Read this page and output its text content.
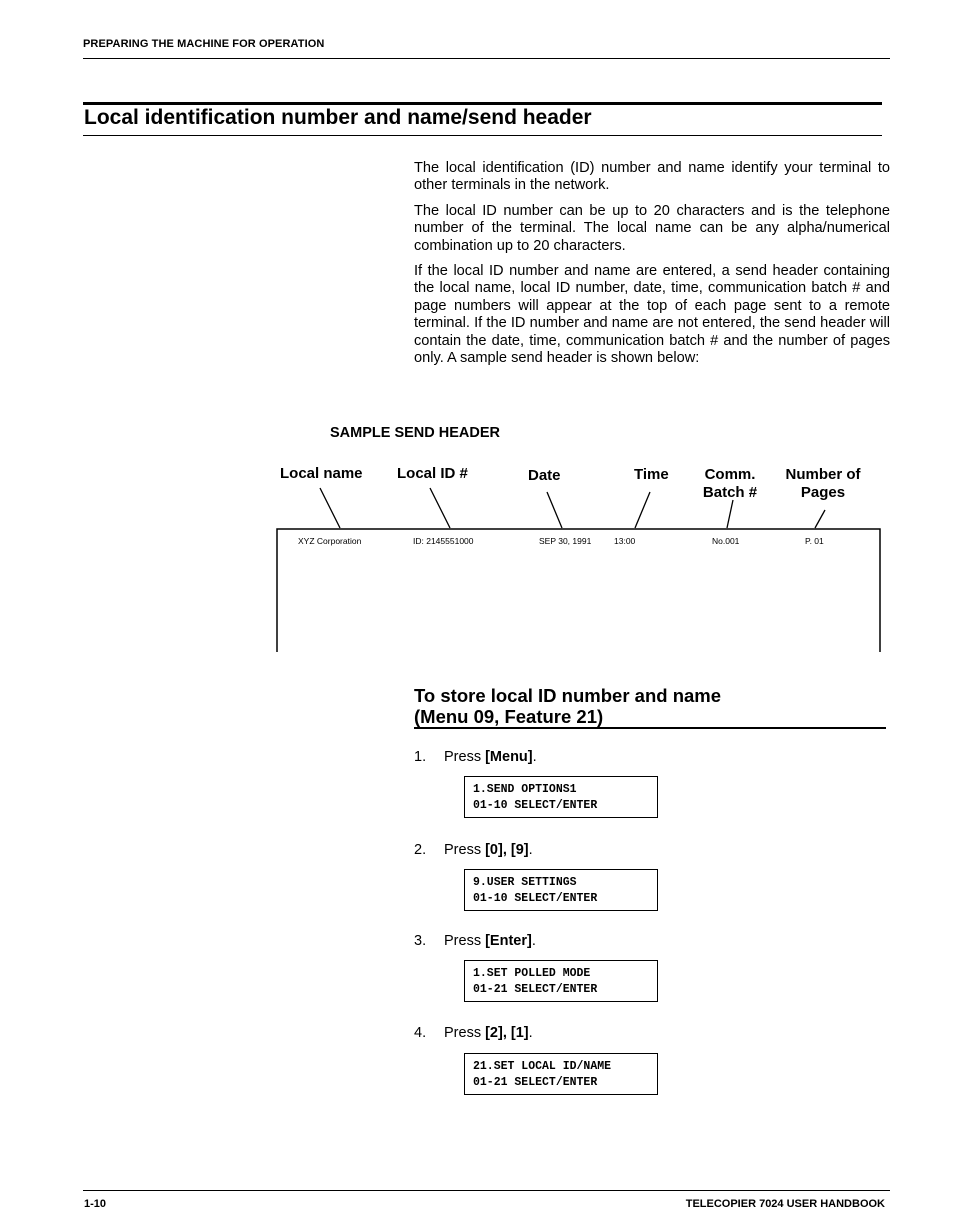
PREPARING THE MACHINE FOR OPERATION
Local identification number and name/send header
The local identification (ID) number and name identify your terminal to other terminals in the network.
The local ID number can be up to 20 characters and is the telephone number of the terminal. The local name can be any alpha/numerical combination up to 20 characters.
If the local ID number and name are entered, a send header containing the local name, local ID number, date, time, communication batch # and page numbers will appear at the top of each page sent to a remote terminal. If the ID number and name are not entered, the send header will contain the date, time, communication batch # and the number of pages only. A sample send header is shown below:
SAMPLE SEND HEADER
Local name Local ID #	Date	Time	Comm.
Batch #
Number of
Pages
XYZ Corporation	ID: 2145551000	SEP 30, 1991	13:00	No.001	P. 01
To store local ID number and name
(Menu 09, Feature 21)
1. Press [Menu].
1.SEND OPTIONS1
01-10 SELECT/ENTER
2. Press [0], [9].
9.USER SETTINGS
01-10 SELECT/ENTER
3. Press [Enter].
1.SET POLLED MODE
01-21 SELECT/ENTER
4. Press [2], [1].
21.SET LOCAL ID/NAME
01-21 SELECT/ENTER
1-10	TELECOPIER 7024 USER HANDBOOK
━━━━━━━━━━━━━━━━━━━━
Reproduce all of the data exactly, omitting each picture it holds.

## Finished task:
Read this page and output its text content.
PREPARING THE MACHINE FOR OPERATION
Local identification number and name/send header
The local identification (ID) number and name identify your terminal to other terminals in the network.
The local ID number can be up to 20 characters and is the telephone number of the terminal. The local name can be any alpha/numerical combination up to 20 characters.
If the local ID number and name are entered, a send header containing the local name, local ID number, date, time, communication batch # and page numbers will appear at the top of each page sent to a remote terminal. If the ID number and name are not entered, the send header will contain the date, time, communication batch # and the number of pages only. A sample send header is shown below:
SAMPLE SEND HEADER
Local name Local ID #	Date	Time	Comm.
Batch #
Number of
Pages
XYZ Corporation	ID: 2145551000	SEP 30, 1991	13:00	No.001	P. 01
To store local ID number and name
(Menu 09, Feature 21)
1. Press [Menu].
1.SEND OPTIONS1
01-10 SELECT/ENTER
2. Press [0], [9].
9.USER SETTINGS
01-10 SELECT/ENTER
3. Press [Enter].
1.SET POLLED MODE
01-21 SELECT/ENTER
4. Press [2], [1].
21.SET LOCAL ID/NAME
01-21 SELECT/ENTER
1-10	TELECOPIER 7024 USER HANDBOOK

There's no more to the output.